— start of Data to process —
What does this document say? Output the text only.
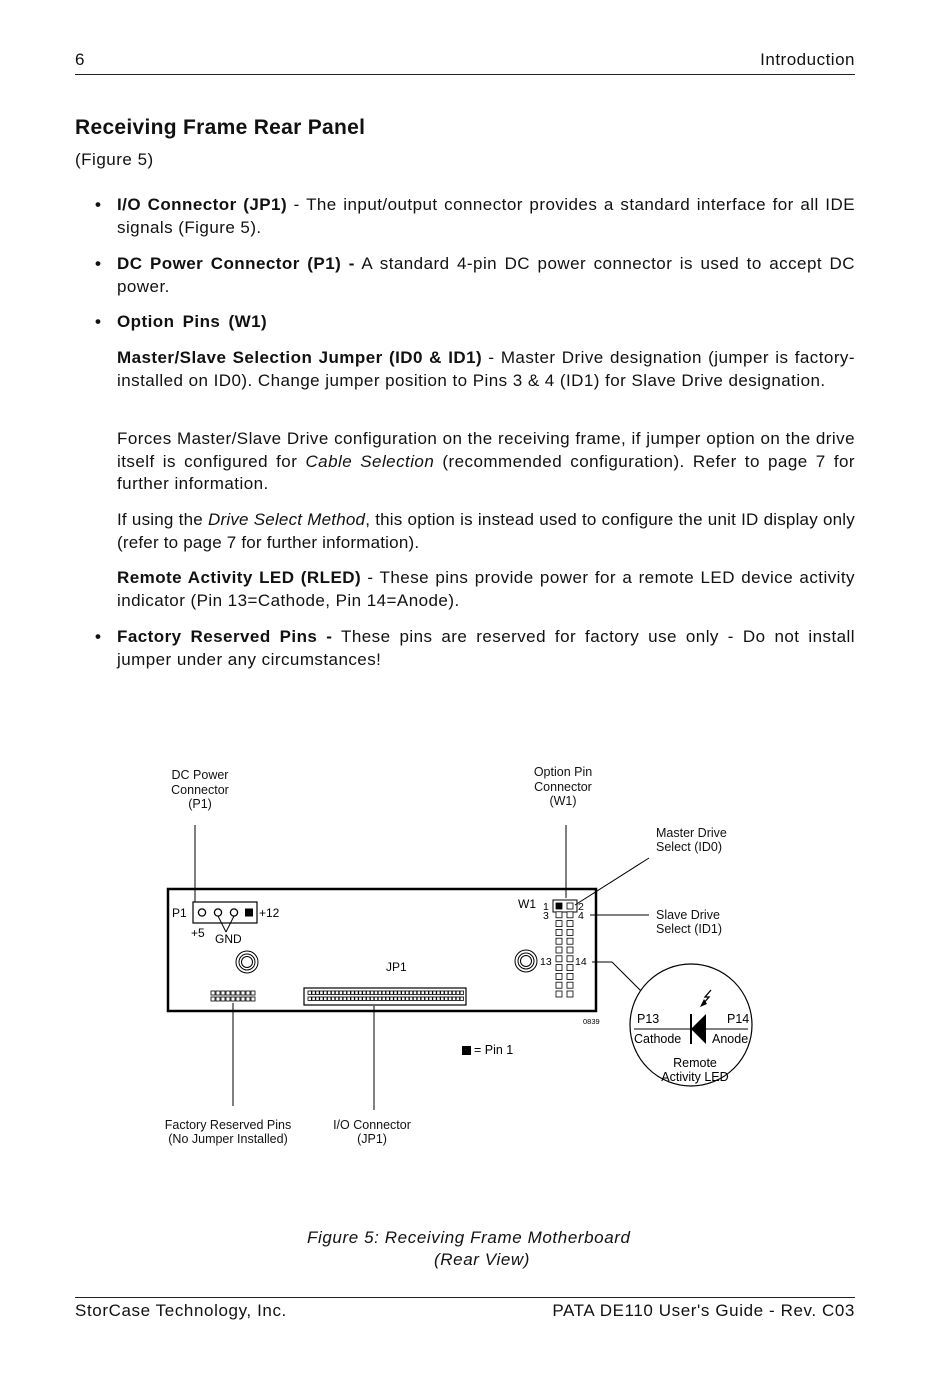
6	Introduction
Receiving Frame Rear Panel
(Figure 5)
• I/O Connector (JP1) - The input/output connector provides a standard interface for all IDE signals (Figure 5).

• DC Power Connector (P1) - A standard 4-pin DC power connector is used to accept DC power.

• Option Pins (W1)

Master/Slave Selection Jumper (ID0 & ID1) - Master Drive designation (jumper is factory-installed on ID0). Change jumper position to Pins 3 & 4 (ID1) for Slave Drive designation.

Forces Master/Slave Drive configuration on the receiving frame, if jumper option on the drive itself is configured for Cable Selection (recommended configuration). Refer to page 7 for further information.

If using the Drive Select Method, this option is instead used to configure the unit ID display only (refer to page 7 for further information).

Remote Activity LED (RLED) - These pins provide power for a remote LED device activity indicator (Pin 13=Cathode, Pin 14=Anode).

• Factory Reserved Pins - These pins are reserved for factory use only - Do not install jumper under any circumstances!

DC Power
Connector
(P1)
Option Pin
Connector
(W1)
Master Drive
Select (ID0)
Slave Drive
Select (ID1)
Factory Reserved Pins
(No Jumper Installed)
I/O Connector
(JP1)
P1	+12
+5 GND
JP1
W1 1	2
3	4
13 14
0839
= Pin 1
P13	P14
Cathode Anode
Remote
Activity LED
Figure 5: Receiving Frame Motherboard
(Rear View)
StorCase Technology, Inc.	PATA DE110 User's Guide - Rev. C03
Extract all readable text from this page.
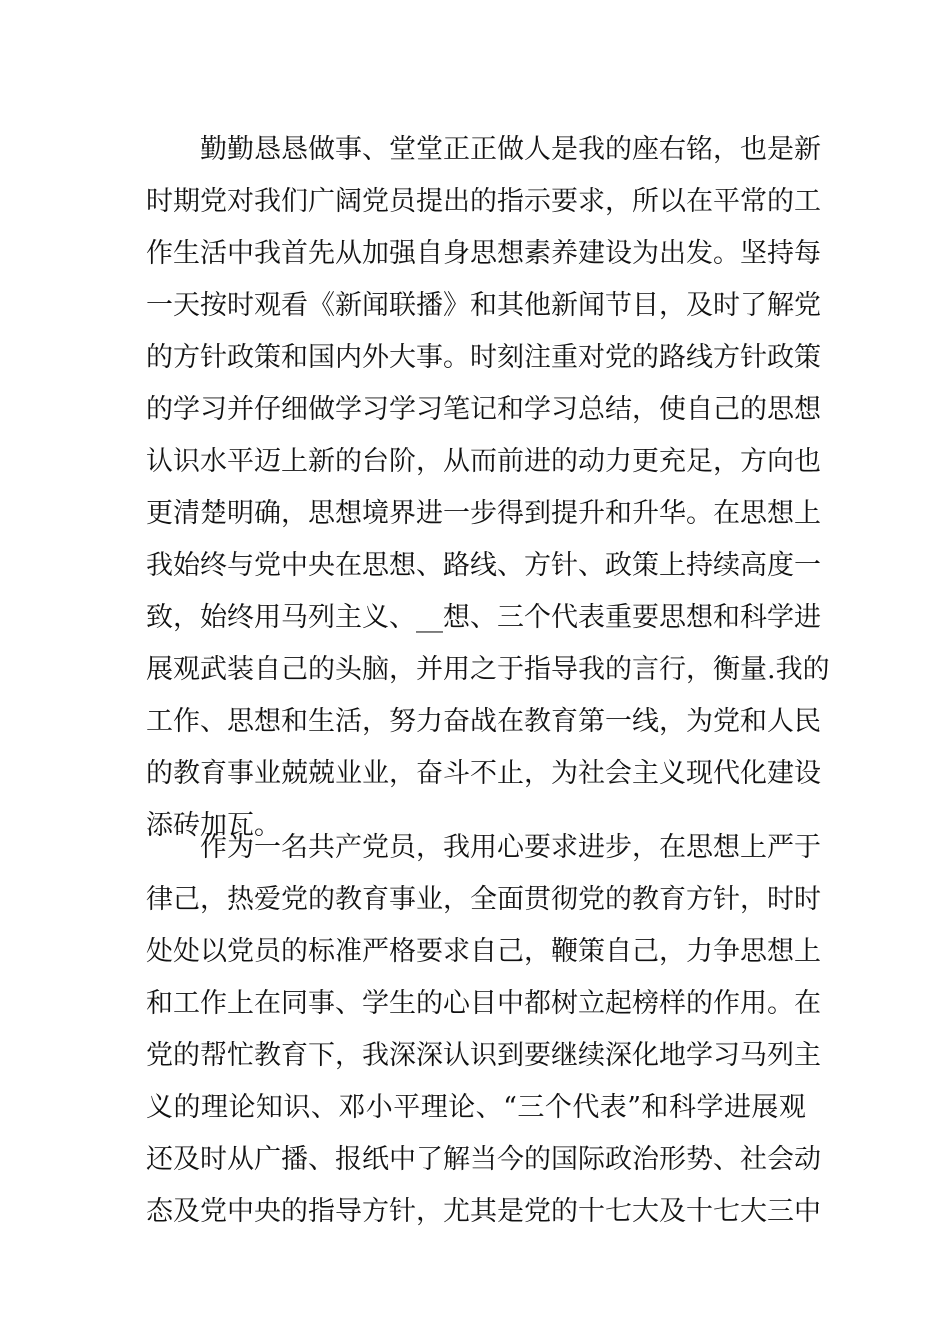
勤 勤 恳 恳 做 事 、 堂 堂 正 正 做 人 是 我 的 座 右 铭 ， 也 是 新
时 期 党 对 我 们 广 阔 党 员 提 出 的 指 示 要 求 ， 所 以 在 平 常 的 工
作 生 活 中 我 首 先 从 加 强 自 身 思 想 素 养 建 设 为 出 发 。 坚 持 每
一 天 按 时 观 看 《 新 闻 联 播 》 和 其 他 新 闻 节 目 ， 及 时 了 解 党
的 方 针 政 策 和 国 内 外 大 事 。 时 刻 注 重 对 党 的 路 线 方 针 政 策
的 学 习 并 仔 细 做 学 习 学 习 笔 记 和 学 习 总 结 ， 使 自 己 的 思 想
认 识 水 平 迈 上 新 的 台 阶 ， 从 而 前 进 的 动 力 更 充 足 ， 方 向 也
更 清 楚 明 确 ， 思 想 境 界 进 一 步 得 到 提 升 和 升 华 。 在 思 想 上
我 始 终 与 党 中 央 在 思 想 、 路 线 、 方 针 、 政 策 上 持 续 高 度 一
致 ， 始 终 用 马 列 主 义 、 _ _ 想 、 三 个 代 表 重 要 思 想 和 科 学 进
展 观 武 装 自 己 的 头 脑 ， 并 用 之 于 指 导 我 的 言 行 ， 衡 量 . 我 的
工 作 、 思 想 和 生 活 ， 努 力 奋 战 在 教 育 第 一 线 ， 为 党 和 人 民
的 教 育 事 业 兢 兢 业 业 ， 奋 斗 不 止 ， 为 社 会 主 义 现 代 化 建 设
添砖加瓦。
作 为 一 名 共 产 党 员 ， 我 用 心 要 求 进 步 ， 在 思 想 上 严 于
律 己 ， 热 爱 党 的 教 育 事 业 ， 全 面 贯 彻 党 的 教 育 方 针 ， 时 时
处 处 以 党 员 的 标 准 严 格 要 求 自 己 ， 鞭 策 自 己 ， 力 争 思 想 上
和 工 作 上 在 同 事 、 学 生 的 心 目 中 都 树 立 起 榜 样 的 作 用 。 在
党 的 帮 忙 教 育 下 ， 我 深 深 认 识 到 要 继 续 深 化 地 学 习 马 列 主
义 的 理 论 知 识 、 邓 小 平 理 论 、 “ 三 个 代 表 ” 和 科 学 进 展 观
还 及 时 从 广 播 、 报 纸 中 了 解 当 今 的 国 际 政 治 形 势 、 社 会 动
态 及 党 中 央 的 指 导 方 针 ， 尤 其 是 党 的 十 七 大 及 十 七 大 三 中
— end of Data to process —
:: Problem to work on ::
State how many lines of the records above contain the word "standard", and give only that number.

:: Response to this task ::
2